++++ DATA EXTRACT ++++

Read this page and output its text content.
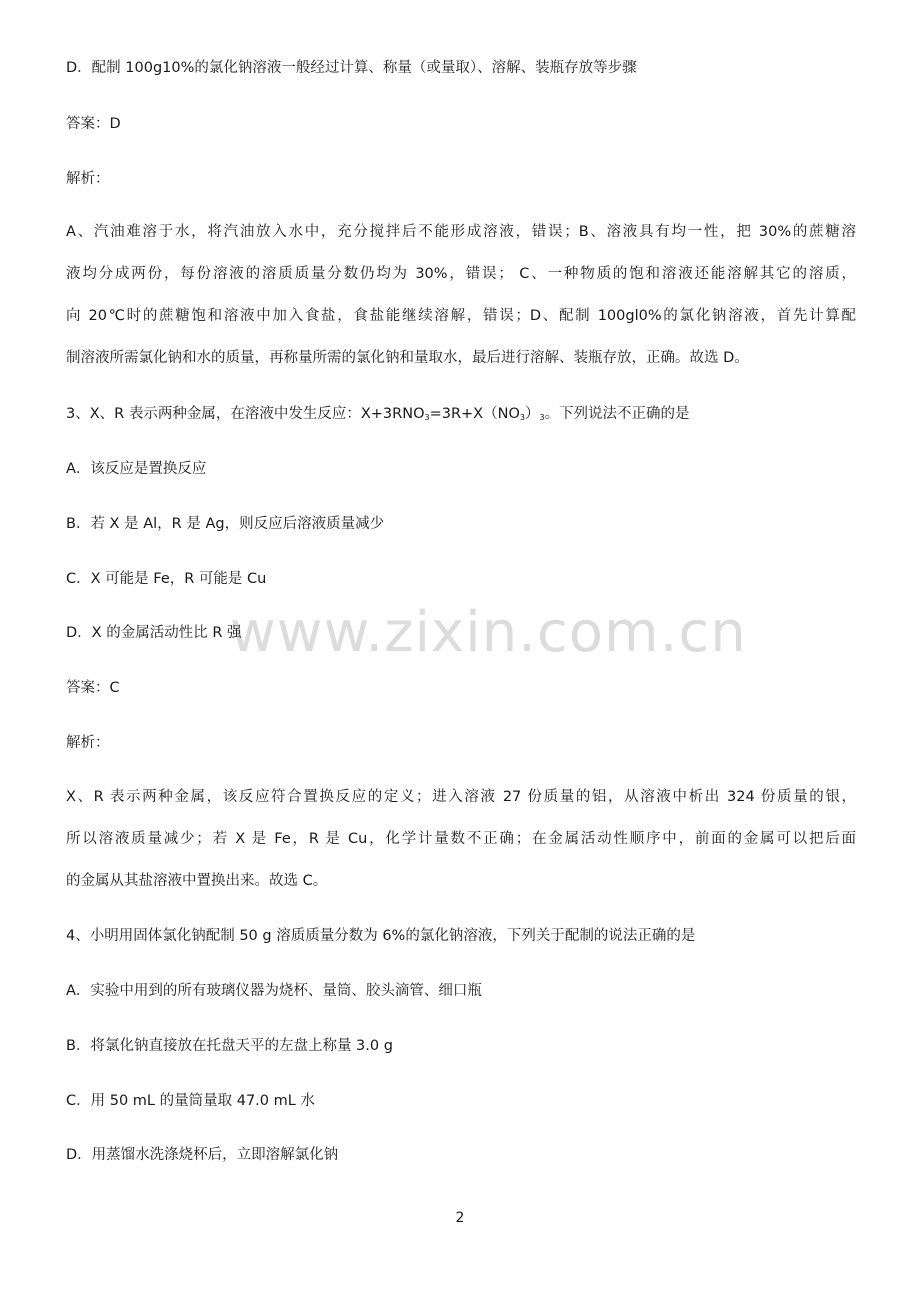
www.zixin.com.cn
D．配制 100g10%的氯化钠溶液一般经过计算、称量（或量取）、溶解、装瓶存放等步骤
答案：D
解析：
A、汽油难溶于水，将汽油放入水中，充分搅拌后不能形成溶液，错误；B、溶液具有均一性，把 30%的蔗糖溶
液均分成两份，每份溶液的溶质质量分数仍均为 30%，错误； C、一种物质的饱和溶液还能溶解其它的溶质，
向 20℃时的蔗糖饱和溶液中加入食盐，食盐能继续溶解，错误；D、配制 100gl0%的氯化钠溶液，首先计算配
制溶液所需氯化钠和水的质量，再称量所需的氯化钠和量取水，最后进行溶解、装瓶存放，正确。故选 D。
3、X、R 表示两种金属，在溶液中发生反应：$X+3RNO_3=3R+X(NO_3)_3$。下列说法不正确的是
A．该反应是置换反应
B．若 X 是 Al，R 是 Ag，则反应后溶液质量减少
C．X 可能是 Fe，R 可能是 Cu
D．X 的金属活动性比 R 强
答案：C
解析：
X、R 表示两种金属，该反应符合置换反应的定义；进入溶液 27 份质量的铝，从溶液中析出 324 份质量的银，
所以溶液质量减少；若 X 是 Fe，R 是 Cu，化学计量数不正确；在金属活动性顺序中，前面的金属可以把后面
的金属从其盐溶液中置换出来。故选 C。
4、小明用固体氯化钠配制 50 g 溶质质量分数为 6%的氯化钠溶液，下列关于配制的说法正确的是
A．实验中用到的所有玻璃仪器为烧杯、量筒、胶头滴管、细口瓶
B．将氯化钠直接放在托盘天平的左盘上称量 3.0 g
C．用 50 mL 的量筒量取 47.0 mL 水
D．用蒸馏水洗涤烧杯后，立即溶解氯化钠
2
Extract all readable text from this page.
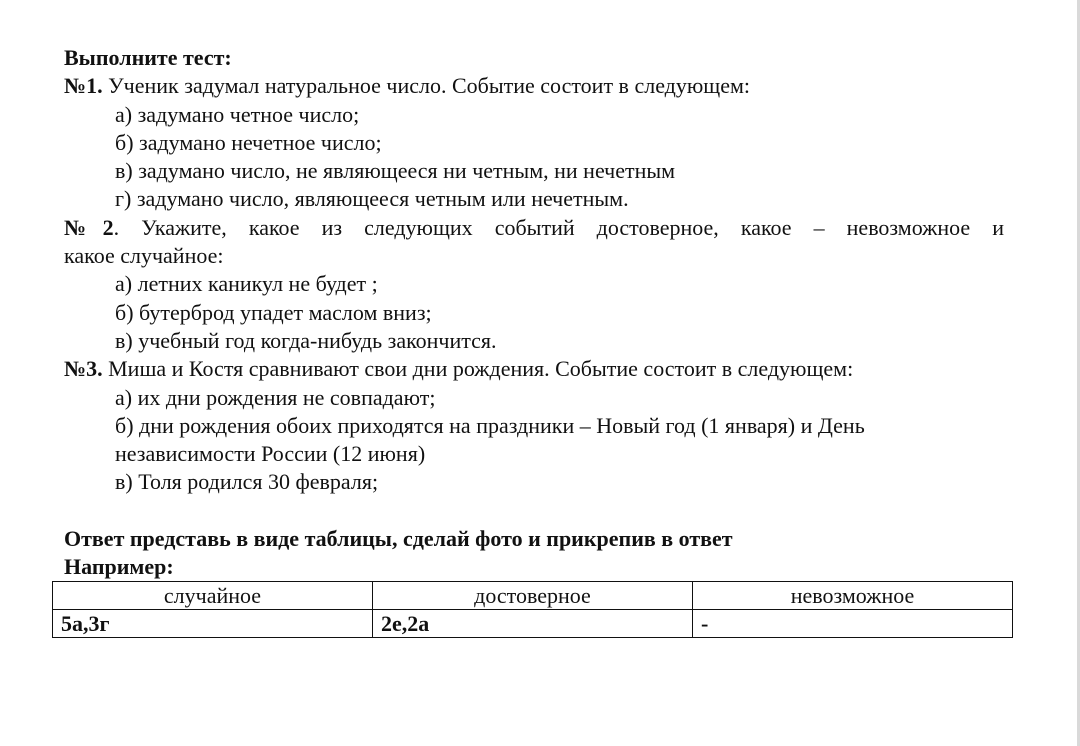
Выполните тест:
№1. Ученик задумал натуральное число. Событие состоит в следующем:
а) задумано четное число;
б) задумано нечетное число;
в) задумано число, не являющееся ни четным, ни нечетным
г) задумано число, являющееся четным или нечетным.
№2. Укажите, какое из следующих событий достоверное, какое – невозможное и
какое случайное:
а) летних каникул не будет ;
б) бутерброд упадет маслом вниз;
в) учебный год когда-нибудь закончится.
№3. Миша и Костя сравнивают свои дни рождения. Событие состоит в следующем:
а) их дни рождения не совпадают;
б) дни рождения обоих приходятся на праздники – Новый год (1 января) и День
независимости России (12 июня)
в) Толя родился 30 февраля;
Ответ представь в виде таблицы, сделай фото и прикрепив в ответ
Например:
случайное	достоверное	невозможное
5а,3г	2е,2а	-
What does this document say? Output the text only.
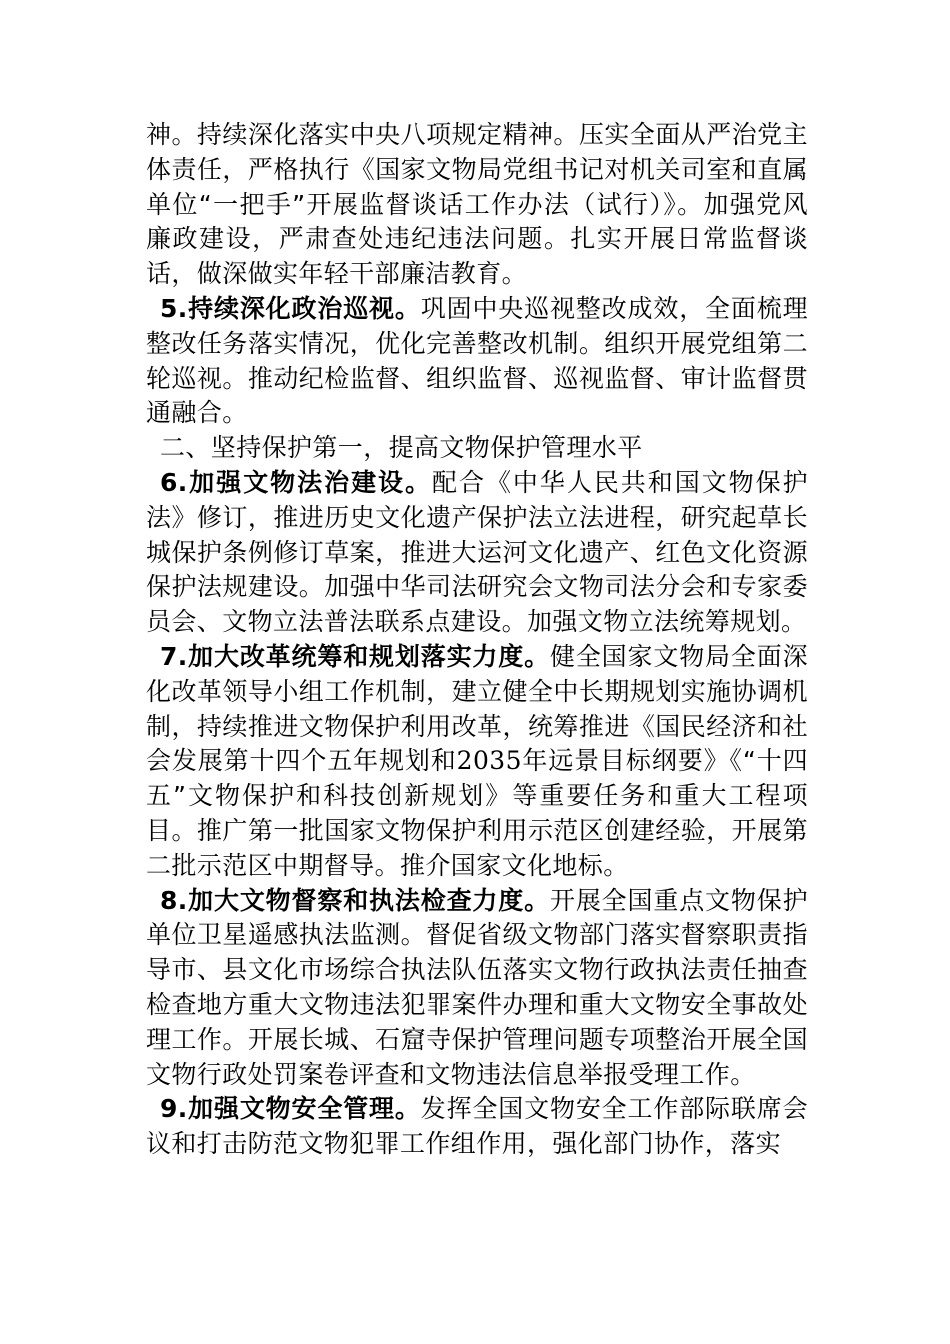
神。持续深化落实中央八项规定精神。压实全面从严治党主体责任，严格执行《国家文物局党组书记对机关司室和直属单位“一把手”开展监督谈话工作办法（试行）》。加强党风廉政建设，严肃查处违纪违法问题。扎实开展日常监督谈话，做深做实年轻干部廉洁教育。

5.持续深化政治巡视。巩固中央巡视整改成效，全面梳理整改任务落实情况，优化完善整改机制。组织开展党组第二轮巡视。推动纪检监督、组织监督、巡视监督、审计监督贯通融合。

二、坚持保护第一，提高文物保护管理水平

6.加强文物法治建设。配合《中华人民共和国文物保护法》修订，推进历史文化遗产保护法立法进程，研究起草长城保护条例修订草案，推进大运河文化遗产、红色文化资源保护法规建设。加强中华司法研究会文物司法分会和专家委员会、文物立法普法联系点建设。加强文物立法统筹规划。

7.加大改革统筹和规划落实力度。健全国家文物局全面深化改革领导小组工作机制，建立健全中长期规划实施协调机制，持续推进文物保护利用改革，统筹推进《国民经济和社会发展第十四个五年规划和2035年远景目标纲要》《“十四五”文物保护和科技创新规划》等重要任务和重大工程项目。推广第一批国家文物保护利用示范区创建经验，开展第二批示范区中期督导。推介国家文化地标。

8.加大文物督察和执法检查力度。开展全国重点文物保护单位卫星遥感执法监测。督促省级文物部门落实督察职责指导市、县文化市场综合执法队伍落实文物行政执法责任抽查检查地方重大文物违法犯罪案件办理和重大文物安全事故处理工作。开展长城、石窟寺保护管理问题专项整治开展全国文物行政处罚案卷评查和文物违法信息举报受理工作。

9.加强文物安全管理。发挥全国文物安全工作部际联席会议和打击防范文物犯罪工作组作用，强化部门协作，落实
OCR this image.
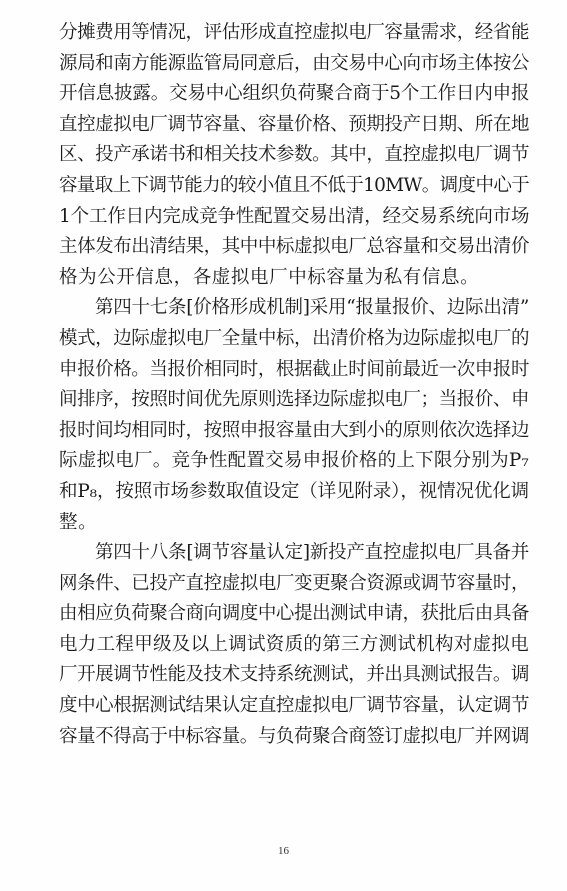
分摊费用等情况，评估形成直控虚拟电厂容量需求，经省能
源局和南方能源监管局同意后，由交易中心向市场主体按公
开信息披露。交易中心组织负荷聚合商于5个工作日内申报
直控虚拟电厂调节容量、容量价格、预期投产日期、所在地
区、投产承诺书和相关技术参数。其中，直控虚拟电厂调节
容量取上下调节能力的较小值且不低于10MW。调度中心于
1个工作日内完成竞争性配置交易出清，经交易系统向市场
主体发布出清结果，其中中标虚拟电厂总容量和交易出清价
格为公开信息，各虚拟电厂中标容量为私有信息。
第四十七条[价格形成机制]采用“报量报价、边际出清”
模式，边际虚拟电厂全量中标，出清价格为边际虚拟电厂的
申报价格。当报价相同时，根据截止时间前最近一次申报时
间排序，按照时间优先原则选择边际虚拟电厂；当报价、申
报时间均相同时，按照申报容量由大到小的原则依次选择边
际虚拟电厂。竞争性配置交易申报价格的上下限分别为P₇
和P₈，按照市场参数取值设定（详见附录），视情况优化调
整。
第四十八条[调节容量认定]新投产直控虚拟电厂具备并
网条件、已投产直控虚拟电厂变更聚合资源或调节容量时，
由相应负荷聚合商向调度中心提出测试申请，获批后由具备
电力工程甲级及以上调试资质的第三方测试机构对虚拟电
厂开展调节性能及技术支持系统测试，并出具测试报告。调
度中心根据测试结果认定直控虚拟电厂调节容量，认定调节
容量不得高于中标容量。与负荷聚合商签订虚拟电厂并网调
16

++++

YOUR OBJECTIVE:
Lines containing the word "нечетным" must all be returned from the material above.

WRITTEN RESPONSE:
в) задумано число, не являющееся ни четным, ни нечетным
г) задумано число, являющееся четным или нечетным.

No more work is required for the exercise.